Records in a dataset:
◆ ◆ ◆ ◆ ◆
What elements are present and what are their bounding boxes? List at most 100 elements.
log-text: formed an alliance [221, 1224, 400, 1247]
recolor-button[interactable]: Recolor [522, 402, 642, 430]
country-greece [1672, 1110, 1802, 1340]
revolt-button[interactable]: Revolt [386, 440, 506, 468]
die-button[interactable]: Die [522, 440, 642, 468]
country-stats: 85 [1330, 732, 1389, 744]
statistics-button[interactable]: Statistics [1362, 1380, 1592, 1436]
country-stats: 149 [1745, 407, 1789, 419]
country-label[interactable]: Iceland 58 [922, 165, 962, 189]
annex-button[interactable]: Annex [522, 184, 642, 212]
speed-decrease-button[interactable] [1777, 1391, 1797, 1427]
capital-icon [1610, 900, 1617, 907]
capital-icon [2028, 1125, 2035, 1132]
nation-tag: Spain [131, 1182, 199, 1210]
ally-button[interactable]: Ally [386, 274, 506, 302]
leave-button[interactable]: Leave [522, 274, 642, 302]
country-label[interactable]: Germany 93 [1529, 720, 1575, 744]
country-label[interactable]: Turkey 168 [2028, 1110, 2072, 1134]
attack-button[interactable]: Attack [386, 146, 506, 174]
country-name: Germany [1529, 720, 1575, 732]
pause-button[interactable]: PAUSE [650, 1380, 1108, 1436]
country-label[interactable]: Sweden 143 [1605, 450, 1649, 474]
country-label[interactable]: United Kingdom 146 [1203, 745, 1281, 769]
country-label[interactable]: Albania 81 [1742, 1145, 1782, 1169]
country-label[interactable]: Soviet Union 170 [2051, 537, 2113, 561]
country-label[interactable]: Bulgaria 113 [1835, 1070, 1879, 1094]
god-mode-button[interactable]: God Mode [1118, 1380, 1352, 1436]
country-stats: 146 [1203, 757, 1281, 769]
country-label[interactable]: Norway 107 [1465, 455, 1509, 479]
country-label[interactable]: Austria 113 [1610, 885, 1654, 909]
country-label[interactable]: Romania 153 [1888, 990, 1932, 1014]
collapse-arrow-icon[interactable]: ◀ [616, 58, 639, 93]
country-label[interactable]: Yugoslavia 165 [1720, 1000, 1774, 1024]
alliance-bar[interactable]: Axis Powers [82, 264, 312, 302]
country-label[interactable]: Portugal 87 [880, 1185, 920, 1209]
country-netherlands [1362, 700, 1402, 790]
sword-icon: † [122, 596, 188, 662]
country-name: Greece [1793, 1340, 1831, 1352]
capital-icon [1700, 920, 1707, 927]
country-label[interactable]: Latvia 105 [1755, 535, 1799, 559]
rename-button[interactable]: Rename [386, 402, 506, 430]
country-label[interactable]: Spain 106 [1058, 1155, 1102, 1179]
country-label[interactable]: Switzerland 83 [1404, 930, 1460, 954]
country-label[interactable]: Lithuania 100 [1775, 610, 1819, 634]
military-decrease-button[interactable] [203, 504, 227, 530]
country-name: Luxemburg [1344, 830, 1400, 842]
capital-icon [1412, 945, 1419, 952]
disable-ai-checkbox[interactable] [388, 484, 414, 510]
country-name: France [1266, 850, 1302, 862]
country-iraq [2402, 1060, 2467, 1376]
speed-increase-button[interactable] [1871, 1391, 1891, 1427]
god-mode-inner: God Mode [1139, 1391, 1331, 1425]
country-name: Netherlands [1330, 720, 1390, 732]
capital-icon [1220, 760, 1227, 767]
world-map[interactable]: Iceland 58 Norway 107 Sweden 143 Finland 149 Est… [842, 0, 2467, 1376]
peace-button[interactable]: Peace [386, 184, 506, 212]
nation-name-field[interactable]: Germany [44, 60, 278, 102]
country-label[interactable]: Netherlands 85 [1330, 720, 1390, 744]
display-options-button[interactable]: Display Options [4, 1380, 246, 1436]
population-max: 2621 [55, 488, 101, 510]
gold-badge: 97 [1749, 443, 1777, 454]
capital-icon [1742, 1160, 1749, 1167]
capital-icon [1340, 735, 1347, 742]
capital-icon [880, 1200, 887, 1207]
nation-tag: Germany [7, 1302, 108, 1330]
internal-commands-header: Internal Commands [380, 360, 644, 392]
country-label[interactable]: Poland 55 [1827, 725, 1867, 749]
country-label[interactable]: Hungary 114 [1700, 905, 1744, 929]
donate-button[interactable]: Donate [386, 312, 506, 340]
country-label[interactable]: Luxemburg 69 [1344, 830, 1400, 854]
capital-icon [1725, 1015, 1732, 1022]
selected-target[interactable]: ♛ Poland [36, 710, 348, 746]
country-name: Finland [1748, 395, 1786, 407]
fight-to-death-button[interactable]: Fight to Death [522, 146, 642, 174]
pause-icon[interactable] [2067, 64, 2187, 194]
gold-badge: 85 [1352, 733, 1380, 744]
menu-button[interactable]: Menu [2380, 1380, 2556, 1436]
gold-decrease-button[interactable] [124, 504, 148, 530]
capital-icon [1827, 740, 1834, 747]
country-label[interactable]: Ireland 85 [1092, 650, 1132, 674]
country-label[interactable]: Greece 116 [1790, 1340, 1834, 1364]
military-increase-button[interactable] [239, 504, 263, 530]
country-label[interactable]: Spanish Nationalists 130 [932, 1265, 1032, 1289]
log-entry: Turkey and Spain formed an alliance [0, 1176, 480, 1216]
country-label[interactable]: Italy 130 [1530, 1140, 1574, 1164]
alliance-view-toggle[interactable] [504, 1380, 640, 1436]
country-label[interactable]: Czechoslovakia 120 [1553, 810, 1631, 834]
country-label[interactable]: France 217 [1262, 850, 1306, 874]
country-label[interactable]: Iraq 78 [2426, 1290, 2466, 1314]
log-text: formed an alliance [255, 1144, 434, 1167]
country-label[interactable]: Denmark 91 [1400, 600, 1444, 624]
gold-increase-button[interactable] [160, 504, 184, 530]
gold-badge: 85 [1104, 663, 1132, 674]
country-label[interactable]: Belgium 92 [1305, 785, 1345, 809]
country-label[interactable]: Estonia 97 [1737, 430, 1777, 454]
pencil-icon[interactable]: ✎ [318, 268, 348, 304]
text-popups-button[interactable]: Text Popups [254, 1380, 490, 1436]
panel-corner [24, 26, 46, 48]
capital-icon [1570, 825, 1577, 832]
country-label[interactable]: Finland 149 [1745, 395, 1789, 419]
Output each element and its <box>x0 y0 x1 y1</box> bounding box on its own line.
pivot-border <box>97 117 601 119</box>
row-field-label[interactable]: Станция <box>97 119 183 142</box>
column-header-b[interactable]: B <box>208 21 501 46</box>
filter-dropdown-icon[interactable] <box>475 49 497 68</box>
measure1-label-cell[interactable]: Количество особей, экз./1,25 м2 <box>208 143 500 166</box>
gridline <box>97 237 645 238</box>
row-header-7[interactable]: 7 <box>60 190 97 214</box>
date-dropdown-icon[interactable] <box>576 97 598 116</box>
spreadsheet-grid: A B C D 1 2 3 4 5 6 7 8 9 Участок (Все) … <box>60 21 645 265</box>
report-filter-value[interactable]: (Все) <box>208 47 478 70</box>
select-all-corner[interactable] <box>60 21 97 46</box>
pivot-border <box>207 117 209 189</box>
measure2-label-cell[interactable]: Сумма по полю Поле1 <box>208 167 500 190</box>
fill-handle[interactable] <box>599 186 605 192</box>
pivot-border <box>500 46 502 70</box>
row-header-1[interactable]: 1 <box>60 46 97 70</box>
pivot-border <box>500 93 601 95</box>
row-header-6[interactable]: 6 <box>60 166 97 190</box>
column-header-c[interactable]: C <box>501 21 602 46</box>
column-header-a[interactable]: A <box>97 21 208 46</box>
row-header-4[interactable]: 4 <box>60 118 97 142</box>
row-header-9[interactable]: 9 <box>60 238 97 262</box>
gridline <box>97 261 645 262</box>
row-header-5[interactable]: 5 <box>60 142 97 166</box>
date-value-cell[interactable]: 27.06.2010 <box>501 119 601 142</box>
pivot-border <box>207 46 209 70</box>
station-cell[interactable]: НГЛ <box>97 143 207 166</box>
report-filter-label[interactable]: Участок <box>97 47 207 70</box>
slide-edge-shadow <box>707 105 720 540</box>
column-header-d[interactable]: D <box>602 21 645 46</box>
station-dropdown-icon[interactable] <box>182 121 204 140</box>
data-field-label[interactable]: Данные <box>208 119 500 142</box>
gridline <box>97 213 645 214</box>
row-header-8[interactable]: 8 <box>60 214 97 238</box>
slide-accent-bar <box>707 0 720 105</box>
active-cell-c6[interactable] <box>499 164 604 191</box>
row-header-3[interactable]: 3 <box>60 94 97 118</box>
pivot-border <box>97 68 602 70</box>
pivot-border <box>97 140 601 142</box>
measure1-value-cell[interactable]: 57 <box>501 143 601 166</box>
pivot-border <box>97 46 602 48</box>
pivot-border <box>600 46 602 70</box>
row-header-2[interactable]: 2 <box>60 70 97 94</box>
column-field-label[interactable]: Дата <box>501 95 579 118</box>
◆ ◆ ◆ ◆ ◆
Task statement: Can you return, unchanged, every line from the first one through the line holding "ally-button[interactable]: Ally [386, 274, 506, 302]", inclusive?

Result:
What elements are present and what are their bounding boxes? List at most 100 elements.
log-text: formed an alliance [221, 1224, 400, 1247]
recolor-button[interactable]: Recolor [522, 402, 642, 430]
country-greece [1672, 1110, 1802, 1340]
revolt-button[interactable]: Revolt [386, 440, 506, 468]
die-button[interactable]: Die [522, 440, 642, 468]
country-stats: 85 [1330, 732, 1389, 744]
statistics-button[interactable]: Statistics [1362, 1380, 1592, 1436]
country-stats: 149 [1745, 407, 1789, 419]
country-label[interactable]: Iceland 58 [922, 165, 962, 189]
annex-button[interactable]: Annex [522, 184, 642, 212]
speed-decrease-button[interactable] [1777, 1391, 1797, 1427]
capital-icon [1610, 900, 1617, 907]
capital-icon [2028, 1125, 2035, 1132]
nation-tag: Spain [131, 1182, 199, 1210]
ally-button[interactable]: Ally [386, 274, 506, 302]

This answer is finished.